Data for this exercise |
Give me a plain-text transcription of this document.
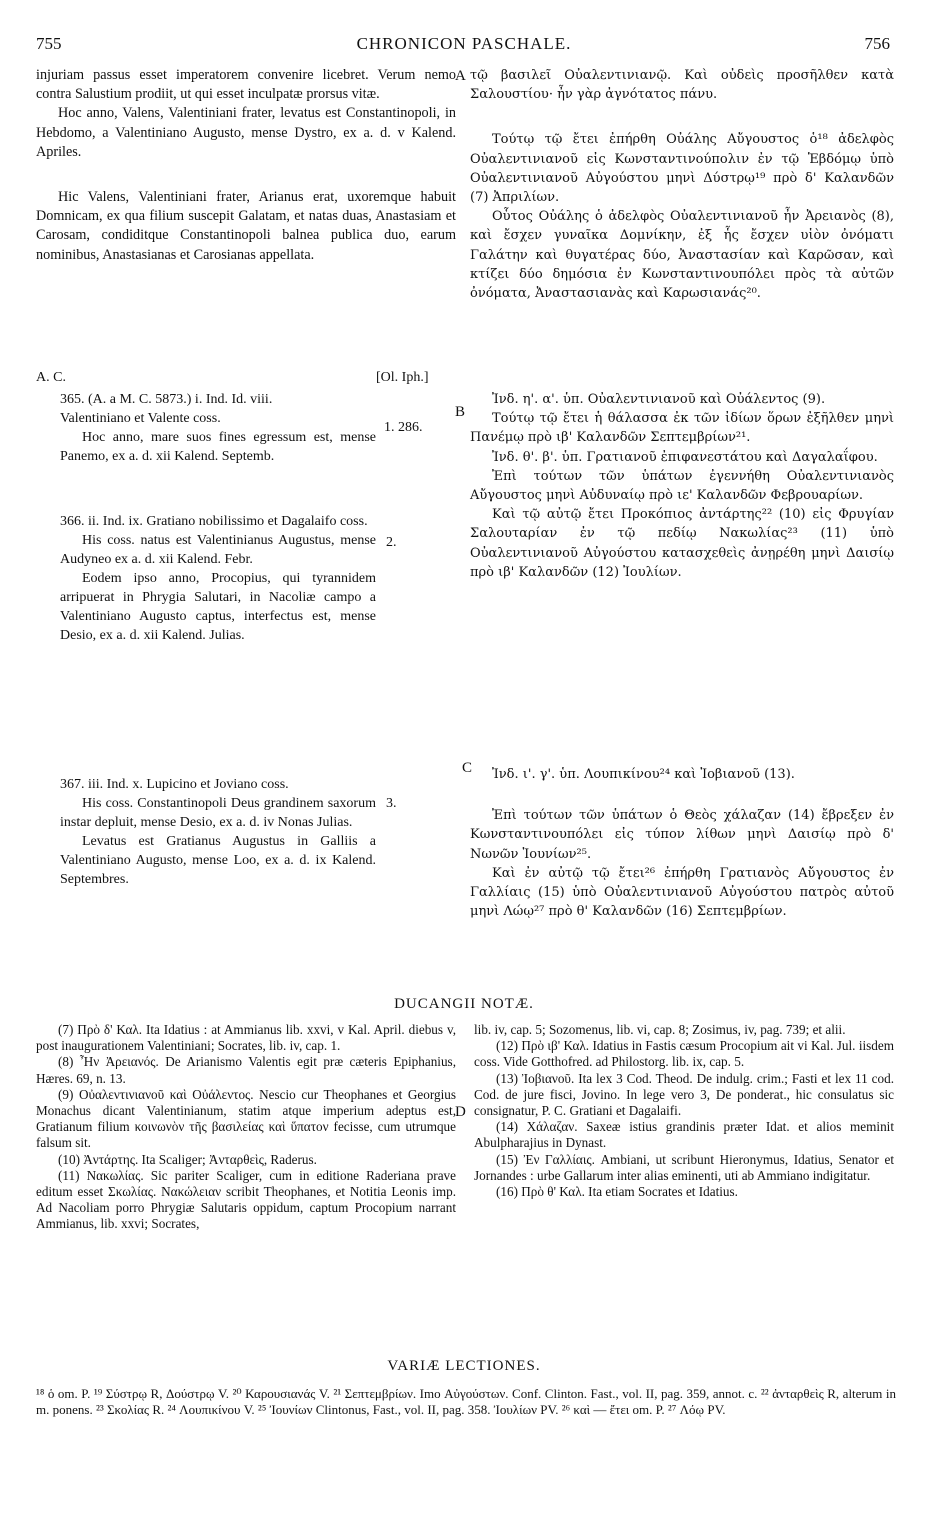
755	CHRONICON PASCHALE.	756
A
B
C
D

injuriam passus esset imperatorem convenire licebret. Verum nemo contra Salustium prodiit, ut qui esset inculpatæ prorsus vitæ.

Hoc anno, Valens, Valentiniani frater, levatus est Constantinopoli, in Hebdomo, a Valentiniano Augusto, mense Dystro, ex a. d. v Kalend. Apriles.

Hic Valens, Valentiniani frater, Arianus erat, uxoremque habuit Domnicam, ex qua filium suscepit Galatam, et natas duas, Anastasiam et Carosam, condiditque Constantinopoli balnea publica duo, earum nominibus, Anastasianas et Carosianas appellata.

A. C.	[Ol. Iph.]

365. (A. a M. C. 5873.) i. Ind. Id. viii.

Valentiniano et Valente coss.

Hoc anno, mare suos fines egressum est, mense Panemo, ex a. d. xii Kalend. Septemb.

1. 286.

366. ii. Ind. ix. Gratiano nobilissimo et Dagalaifo coss.

His coss. natus est Valentinianus Augustus, mense Audyneo ex a. d. xii Kalend. Febr.

Eodem ipso anno, Procopius, qui tyrannidem arripuerat in Phrygia Salutari, in Nacoliæ campo a Valentiniano Augusto captus, interfectus est, mense Desio, ex a. d. xii Kalend. Julias.

2.

367. iii. Ind. x. Lupicino et Joviano coss.

His coss. Constantinopoli Deus grandinem saxorum instar depluit, mense Desio, ex a. d. iv Nonas Julias.

Levatus est Gratianus Augustus in Galliis a Valentiniano Augusto, mense Loo, ex a. d. ix Kalend. Septembres.

3.

τῷ βασιλεῖ Οὐαλεντινιανῷ. Καὶ οὐδεὶς προσῆλθεν κατὰ Σαλουστίου· ἦν γὰρ ἀγνότατος πάνυ.

Τούτῳ τῷ ἔτει ἐπήρθη Οὐάλης Αὔγουστος ὁ¹⁸ ἀδελφὸς Οὐαλεντινιανοῦ εἰς Κωνσταντινούπολιν ἐν τῷ Ἑβδόμῳ ὑπὸ Οὐαλεντινιανοῦ Αὐγούστου μηνὶ Δύστρῳ¹⁹ πρὸ δ' Καλανδῶν (7) Ἀπριλίων.

Οὗτος Οὐάλης ὁ ἀδελφὸς Οὐαλεντινιανοῦ ἦν Ἀρειανὸς (8), καὶ ἔσχεν γυναῖκα Δομνίκην, ἐξ ἧς ἔσχεν υἱὸν ὀνόματι Γαλάτην καὶ θυγατέρας δύο, Ἀναστασίαν καὶ Καρῶσαν, καὶ κτίζει δύο δημόσια ἐν Κωνσταντινουπόλει πρὸς τὰ αὐτῶν ὀνόματα, Ἀναστασιανὰς καὶ Καρωσιανάς²⁰.

Ἰνδ. η'. α'. ὑπ. Οὐαλεντινιανοῦ καὶ Οὐάλεντος (9).

Τούτῳ τῷ ἔτει ἡ θάλασσα ἐκ τῶν ἰδίων ὅρων ἐξῆλθεν μηνὶ Πανέμῳ πρὸ ιβ' Καλανδῶν Σεπτεμβρίων²¹.

Ἰνδ. θ'. β'. ὑπ. Γρατιανοῦ ἐπιφανεστάτου καὶ Δαγαλαΐφου.

Ἐπὶ τούτων τῶν ὑπάτων ἐγεννήθη Οὐαλεντινιανὸς Αὔγουστος μηνὶ Αὐδυναίῳ πρὸ ιε' Καλανδῶν Φεβρουαρίων.

Καὶ τῷ αὐτῷ ἔτει Προκόπιος ἀντάρτης²² (10) εἰς Φρυγίαν Σαλουταρίαν ἐν τῷ πεδίῳ Νακωλίας²³ (11) ὑπὸ Οὐαλεντινιανοῦ Αὐγούστου κατασχεθεὶς ἀνῃρέθη μηνὶ Δαισίῳ πρὸ ιβ' Καλανδῶν (12) Ἰουλίων.

Ἰνδ. ι'. γ'. ὑπ. Λουπικίνου²⁴ καὶ Ἰοβιανοῦ (13).

Ἐπὶ τούτων τῶν ὑπάτων ὁ Θεὸς χάλαζαν (14) ἔβρεξεν ἐν Κωνσταντινουπόλει εἰς τύπον λίθων μηνὶ Δαισίῳ πρὸ δ' Νωνῶν Ἰουνίων²⁵.

Καὶ ἐν αὐτῷ τῷ ἔτει²⁶ ἐπήρθη Γρατιανὸς Αὔγουστος ἐν Γαλλίαις (15) ὑπὸ Οὐαλεντινιανοῦ Αὐγούστου πατρὸς αὐτοῦ μηνὶ Λώῳ²⁷ πρὸ θ' Καλανδῶν (16) Σεπτεμβρίων.

DUCANGII NOTÆ.

(7) Πρὸ δ' Καλ. Ita Idatius : at Ammianus lib. xxvi, v Kal. April. diebus v, post inaugurationem Valentiniani; Socrates, lib. iv, cap. 1.

(8) Ἦν Ἀρειανός. De Arianismo Valentis egit præ cæteris Epiphanius, Hæres. 69, n. 13.

(9) Οὐαλεντινιανοῦ καὶ Οὐάλεντος. Nescio cur Theophanes et Georgius Monachus dicant Valentinianum, statim atque imperium adeptus est, Gratianum filium κοινωνὸν τῆς βασιλείας καὶ ὕπατον fecisse, cum utrumque falsum sit.

(10) Ἀντάρτης. Ita Scaliger; Ἀνταρθεὶς, Raderus.

(11) Νακωλίας. Sic pariter Scaliger, cum in editione Raderiana prave editum esset Σκωλίας. Νακώλειαν scribit Theophanes, et Notitia Leonis imp. Ad Nacoliam porro Phrygiæ Salutaris oppidum, captum Procopium narrant Ammianus, lib. xxvi; Socrates,

lib. iv, cap. 5; Sozomenus, lib. vi, cap. 8; Zosimus, iv, pag. 739; et alii.

(12) Πρὸ ιβ' Καλ. Idatius in Fastis cæsum Procopium ait vi Kal. Jul. iisdem coss. Vide Gotthofred. ad Philostorg. lib. ix, cap. 5.

(13) Ἰοβιανοῦ. Ita lex 3 Cod. Theod. De indulg. crim.; Fasti et lex 11 cod. Cod. de jure fisci, Jovino. In lege vero 3, De ponderat., hic consulatus sic consignatur, P. C. Gratiani et Dagalaifi.

(14) Χάλαζαν. Saxeæ istius grandinis præter Idat. et alios meminit Abulpharajius in Dynast.

(15) Ἐν Γαλλίαις. Ambiani, ut scribunt Hieronymus, Idatius, Senator et Jornandes : urbe Gallarum inter alias eminenti, uti ab Ammiano indigitatur.

(16) Πρὸ θ' Καλ. Ita etiam Socrates et Idatius.

VARIÆ LECTIONES.
¹⁸ ὁ om. P. ¹⁹ Σύστρῳ R, Δούστρῳ V. ²⁰ Καρουσιανάς V. ²¹ Σεπτεμβρίων. Imo Αὐγούστων. Conf. Clinton. Fast., vol. II, pag. 359, annot. c. ²² ἀνταρθεὶς R, alterum in m. ponens. ²³ Σκολίας R. ²⁴ Λουπικίνου V. ²⁵ Ἰουνίων Clintonus, Fast., vol. II, pag. 358. Ἰουλίων PV. ²⁶ καὶ — ἔτει om. P. ²⁷ Λόῳ PV.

Problem to solve | Copy everything in the records above except the pictures, exactly as written.

Answer to this problem |
Give me a plain-text transcription of this document.
755	CHRONICON PASCHALE.	756
A
B
C
D

injuriam passus esset imperatorem convenire licebret. Verum nemo contra Salustium prodiit, ut qui esset inculpatæ prorsus vitæ.

Hoc anno, Valens, Valentiniani frater, levatus est Constantinopoli, in Hebdomo, a Valentiniano Augusto, mense Dystro, ex a. d. v Kalend. Apriles.

Hic Valens, Valentiniani frater, Arianus erat, uxoremque habuit Domnicam, ex qua filium suscepit Galatam, et natas duas, Anastasiam et Carosam, condiditque Constantinopoli balnea publica duo, earum nominibus, Anastasianas et Carosianas appellata.

A. C.	[Ol. Iph.]

365. (A. a M. C. 5873.) i. Ind. Id. viii.

Valentiniano et Valente coss.

Hoc anno, mare suos fines egressum est, mense Panemo, ex a. d. xii Kalend. Septemb.

1. 286.

366. ii. Ind. ix. Gratiano nobilissimo et Dagalaifo coss.

His coss. natus est Valentinianus Augustus, mense Audyneo ex a. d. xii Kalend. Febr.

Eodem ipso anno, Procopius, qui tyrannidem arripuerat in Phrygia Salutari, in Nacoliæ campo a Valentiniano Augusto captus, interfectus est, mense Desio, ex a. d. xii Kalend. Julias.

2.

367. iii. Ind. x. Lupicino et Joviano coss.

His coss. Constantinopoli Deus grandinem saxorum instar depluit, mense Desio, ex a. d. iv Nonas Julias.

Levatus est Gratianus Augustus in Galliis a Valentiniano Augusto, mense Loo, ex a. d. ix Kalend. Septembres.

3.

τῷ βασιλεῖ Οὐαλεντινιανῷ. Καὶ οὐδεὶς προσῆλθεν κατὰ Σαλουστίου· ἦν γὰρ ἀγνότατος πάνυ.

Τούτῳ τῷ ἔτει ἐπήρθη Οὐάλης Αὔγουστος ὁ¹⁸ ἀδελφὸς Οὐαλεντινιανοῦ εἰς Κωνσταντινούπολιν ἐν τῷ Ἑβδόμῳ ὑπὸ Οὐαλεντινιανοῦ Αὐγούστου μηνὶ Δύστρῳ¹⁹ πρὸ δ' Καλανδῶν (7) Ἀπριλίων.

Οὗτος Οὐάλης ὁ ἀδελφὸς Οὐαλεντινιανοῦ ἦν Ἀρειανὸς (8), καὶ ἔσχεν γυναῖκα Δομνίκην, ἐξ ἧς ἔσχεν υἱὸν ὀνόματι Γαλάτην καὶ θυγατέρας δύο, Ἀναστασίαν καὶ Καρῶσαν, καὶ κτίζει δύο δημόσια ἐν Κωνσταντινουπόλει πρὸς τὰ αὐτῶν ὀνόματα, Ἀναστασιανὰς καὶ Καρωσιανάς²⁰.

Ἰνδ. η'. α'. ὑπ. Οὐαλεντινιανοῦ καὶ Οὐάλεντος (9).

Τούτῳ τῷ ἔτει ἡ θάλασσα ἐκ τῶν ἰδίων ὅρων ἐξῆλθεν μηνὶ Πανέμῳ πρὸ ιβ' Καλανδῶν Σεπτεμβρίων²¹.

Ἰνδ. θ'. β'. ὑπ. Γρατιανοῦ ἐπιφανεστάτου καὶ Δαγαλαΐφου.

Ἐπὶ τούτων τῶν ὑπάτων ἐγεννήθη Οὐαλεντινιανὸς Αὔγουστος μηνὶ Αὐδυναίῳ πρὸ ιε' Καλανδῶν Φεβρουαρίων.

Καὶ τῷ αὐτῷ ἔτει Προκόπιος ἀντάρτης²² (10) εἰς Φρυγίαν Σαλουταρίαν ἐν τῷ πεδίῳ Νακωλίας²³ (11) ὑπὸ Οὐαλεντινιανοῦ Αὐγούστου κατασχεθεὶς ἀνῃρέθη μηνὶ Δαισίῳ πρὸ ιβ' Καλανδῶν (12) Ἰουλίων.

Ἰνδ. ι'. γ'. ὑπ. Λουπικίνου²⁴ καὶ Ἰοβιανοῦ (13).

Ἐπὶ τούτων τῶν ὑπάτων ὁ Θεὸς χάλαζαν (14) ἔβρεξεν ἐν Κωνσταντινουπόλει εἰς τύπον λίθων μηνὶ Δαισίῳ πρὸ δ' Νωνῶν Ἰουνίων²⁵.

Καὶ ἐν αὐτῷ τῷ ἔτει²⁶ ἐπήρθη Γρατιανὸς Αὔγουστος ἐν Γαλλίαις (15) ὑπὸ Οὐαλεντινιανοῦ Αὐγούστου πατρὸς αὐτοῦ μηνὶ Λώῳ²⁷ πρὸ θ' Καλανδῶν (16) Σεπτεμβρίων.

DUCANGII NOTÆ.

(7) Πρὸ δ' Καλ. Ita Idatius : at Ammianus lib. xxvi, v Kal. April. diebus v, post inaugurationem Valentiniani; Socrates, lib. iv, cap. 1.

(8) Ἦν Ἀρειανός. De Arianismo Valentis egit præ cæteris Epiphanius, Hæres. 69, n. 13.

(9) Οὐαλεντινιανοῦ καὶ Οὐάλεντος. Nescio cur Theophanes et Georgius Monachus dicant Valentinianum, statim atque imperium adeptus est, Gratianum filium κοινωνὸν τῆς βασιλείας καὶ ὕπατον fecisse, cum utrumque falsum sit.

(10) Ἀντάρτης. Ita Scaliger; Ἀνταρθεὶς, Raderus.

(11) Νακωλίας. Sic pariter Scaliger, cum in editione Raderiana prave editum esset Σκωλίας. Νακώλειαν scribit Theophanes, et Notitia Leonis imp. Ad Nacoliam porro Phrygiæ Salutaris oppidum, captum Procopium narrant Ammianus, lib. xxvi; Socrates,

lib. iv, cap. 5; Sozomenus, lib. vi, cap. 8; Zosimus, iv, pag. 739; et alii.

(12) Πρὸ ιβ' Καλ. Idatius in Fastis cæsum Procopium ait vi Kal. Jul. iisdem coss. Vide Gotthofred. ad Philostorg. lib. ix, cap. 5.

(13) Ἰοβιανοῦ. Ita lex 3 Cod. Theod. De indulg. crim.; Fasti et lex 11 cod. Cod. de jure fisci, Jovino. In lege vero 3, De ponderat., hic consulatus sic consignatur, P. C. Gratiani et Dagalaifi.

(14) Χάλαζαν. Saxeæ istius grandinis præter Idat. et alios meminit Abulpharajius in Dynast.

(15) Ἐν Γαλλίαις. Ambiani, ut scribunt Hieronymus, Idatius, Senator et Jornandes : urbe Gallarum inter alias eminenti, uti ab Ammiano indigitatur.

(16) Πρὸ θ' Καλ. Ita etiam Socrates et Idatius.

VARIÆ LECTIONES.
¹⁸ ὁ om. P. ¹⁹ Σύστρῳ R, Δούστρῳ V. ²⁰ Καρουσιανάς V. ²¹ Σεπτεμβρίων. Imo Αὐγούστων. Conf. Clinton. Fast., vol. II, pag. 359, annot. c. ²² ἀνταρθεὶς R, alterum in m. ponens. ²³ Σκολίας R. ²⁴ Λουπικίνου V. ²⁵ Ἰουνίων Clintonus, Fast., vol. II, pag. 358. Ἰουλίων PV. ²⁶ καὶ — ἔτει om. P. ²⁷ Λόῳ PV.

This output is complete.